▶ _Task goal_
From the piece on Jimi Hendrix and the electric guitar, pull out the passage starting with "Jimi Hendrix, electronic" and going on through "sophisticated control surface.", copied word for word.

--- begin Source document ---

Jimi Hendrix, electronic musician

People had been playing electric guitar for decades before Jimi Hendrix. Mostly they used it as a louder, less effortful version of the acoustic guitar. Jimi was one of the first musicians to think of the guitar amp as a musical instrument unto itself, an early analog synth, with the guitar as a very sophisticated control surface.

Jimi Hendrix in 1967

The electric and acoustic guitar are superficially similar, but they produce sound in totally different ways. Acoustic guitars make sound from vibrations of the body, driven by the vibrating bridge, which is in turn driven by the vibrating strings. The player controls the body’s vibrations by plucking and strumming the strings. All the power of the vibrations has to come from the player’s hands.

Electric guitars generate sound by moving a speaker cone in the amplifier, driven by current from the wall. This current is controlled by a much weaker current originating in the guitar’s magnetic pickups. As the metal strings vibrate, they agitate the pickups’ electromagnetic field, sending a fluctuating current down the cable and into the amp circuitry. Good amps respond dramatically to very subtle touches on the electric guitar’s strings that would be inaudible on an acoustic instrument.

Jimi Hendrix was one of the first guitarists to think of his instrument as a way to modulate an electrical signal first and foremost. He didn’t just pluck and strum the strings; he scraped them and swatted them and played with their tension. And he produced his most distinctive sounds by letting the amp itself vibrate his guitar’s pickups to create feedback loops. All of these techniques are at work in his iconic performance of “The Star-Spangled Banner” at Woodstock.

Jimi’s guitar is both feeding back and heavily distorted. He also throws in a little wah-wah pedal. The time is free, or as the classical musicians say, rubato. Jimi interlaces the melody notes with inharmonic screams and yowls, produced by scraping the pick against the string’s winding. He throws in a few unresolved tritones at 1:35 and some terrifying divebombing sounds at 2:00. At around 2:30, he quotes part of “Taps.” This performance has been criticized as anti-American, but Jimi said in interviews that he considered himself to be patriotic.

The first generations of electric guitarists considered feedback to be bad, a technical mishap to be avoided. Jimi discovered ways to use it as a musical expression in its own right. If the amp is loud enough, its sound can physically shake a guitar’s pickups enough to produce a current. That current gets sent to the amp, which then vibrates the pickups harder, which sends even more current to the amp, which produces even more sound. This feedback loop builds rapidly, getting louder and louder.

Every beginner electric guitarist discovers feedback accidentally by leaning their guitar against their amp without turning the volume down. Feedback can also be seeded spontaneously by the slight hum produced by any electrical system that uses alternating current, or by radio waves. Cheap, poorly shielded pickups and cables make great radio antennas. I used to live on Roosevelt Island, right across the East River from a Con Ed power plant with a whole bunch of big transformers. If I didn’t face due north while playing electric guitar, I picked up all kinds of radio signals and other electromagnetic noise. It was great for experimental music, but not so great for producing a clean sound.

--- end Source document ---
--- begin Dataset content ---

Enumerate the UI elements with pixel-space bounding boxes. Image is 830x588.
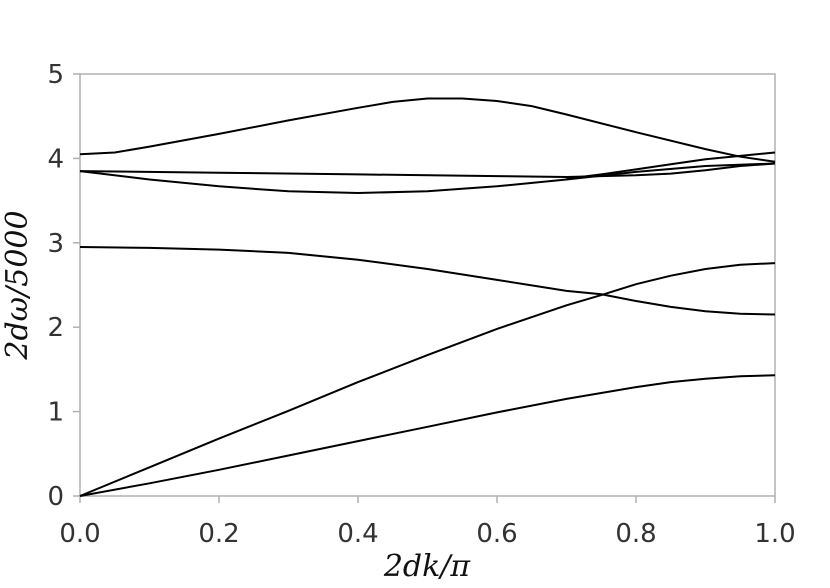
x-tick-label: 0.2 <box>198 519 239 549</box>
y-axis-label: 2dω/5000 <box>0 210 35 360</box>
y-tick-label: 2 <box>47 313 64 343</box>
y-tick-label: 3 <box>47 229 64 259</box>
y-tick-label: 0 <box>47 482 64 512</box>
dispersion-branch-2 <box>79 262 776 497</box>
x-tick-label: 0.6 <box>476 519 517 549</box>
dispersion-branch-4 <box>79 162 776 195</box>
dispersion-branch-1 <box>79 374 776 497</box>
x-tick-label: 0.8 <box>615 519 656 549</box>
ticks-layer: 0.0 0.2 0.4 0.6 0.8 1.0 0 1 2 3 4 5 <box>47 60 795 549</box>
x-tick-label: 0.4 <box>337 519 378 549</box>
y-tick-label: 5 <box>47 60 64 90</box>
dispersion-branch-7 <box>566 151 776 180</box>
x-tick-label: 1.0 <box>754 519 795 549</box>
dispersion-branch-5 <box>79 162 776 179</box>
dispersion-branch-6 <box>79 97 776 163</box>
y-tick-label: 4 <box>47 144 64 174</box>
plot-frame <box>79 73 776 497</box>
x-tick-label: 0.0 <box>59 519 100 549</box>
x-axis-label: 2dk/π <box>383 549 472 584</box>
lines-layer <box>79 97 776 497</box>
y-tick-label: 1 <box>47 398 64 428</box>
dispersion-branch-3 <box>79 246 776 316</box>
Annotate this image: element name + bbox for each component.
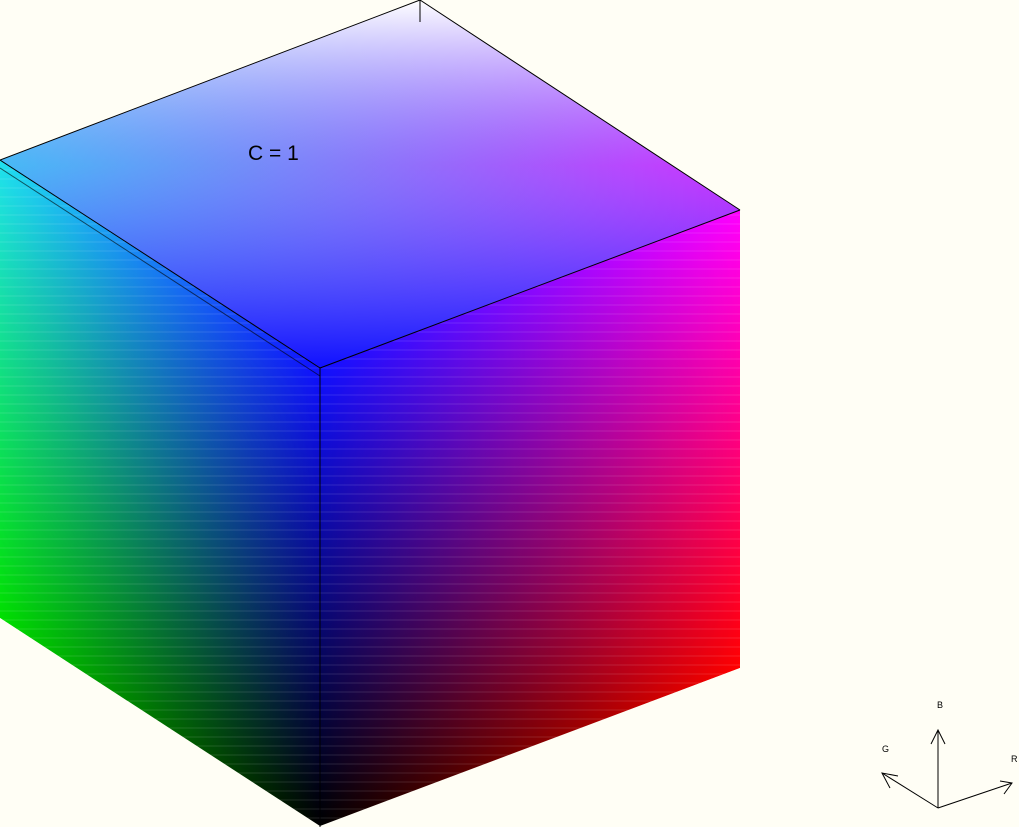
r-axis-line xyxy=(937,782,1013,809)
g-axis-label: G xyxy=(882,744,889,754)
g-axis-arrowhead xyxy=(881,772,899,789)
r-axis-label: R xyxy=(1011,754,1018,764)
cube-value-label: C = 1 xyxy=(248,142,299,165)
g-axis-line xyxy=(881,772,939,809)
cube-edges xyxy=(0,0,741,827)
cube-right-face xyxy=(320,210,740,827)
r-axis-arrowhead xyxy=(999,780,1013,795)
b-axis-arrowhead xyxy=(930,728,946,745)
axis-triad xyxy=(881,728,1013,809)
b-axis-label: B xyxy=(937,700,943,710)
cube-left-face xyxy=(0,160,320,827)
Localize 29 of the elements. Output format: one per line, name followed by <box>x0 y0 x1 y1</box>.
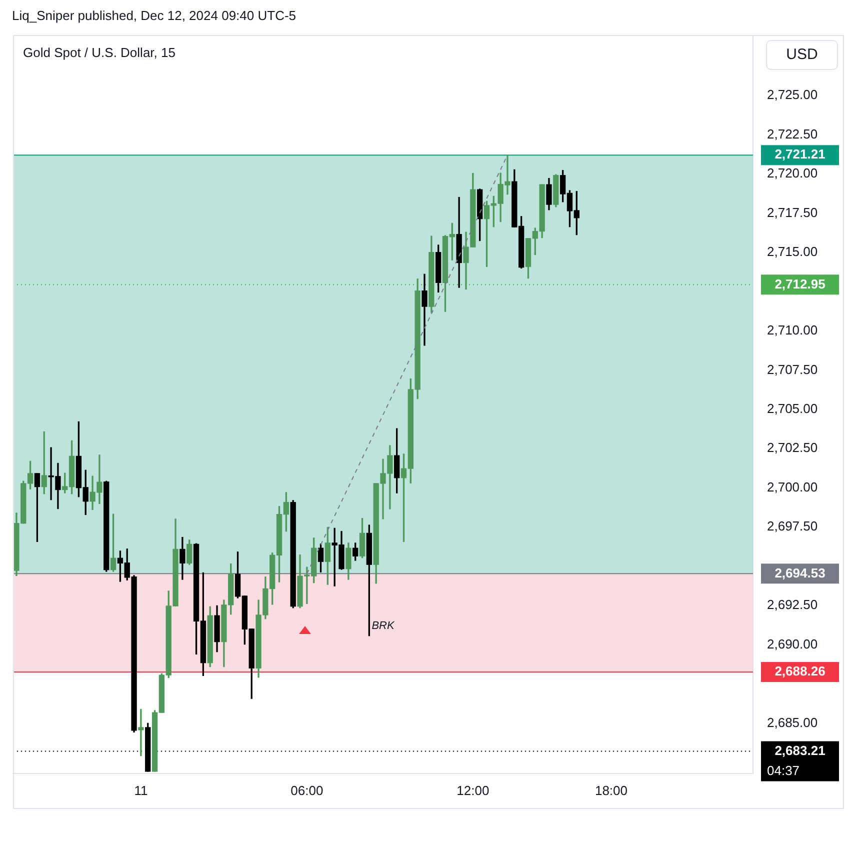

--- end Dataset content ---

▶ _Result below_
Jimi Hendrix, electronic musician

People had been playing electric guitar for decades before Jimi Hendrix. Mostly they used it as a louder, less effortful version of the acoustic guitar. Jimi was one of the first musicians to think of the guitar amp as a musical instrument unto itself, an early analog synth, with the guitar as a very sophisticated control surface.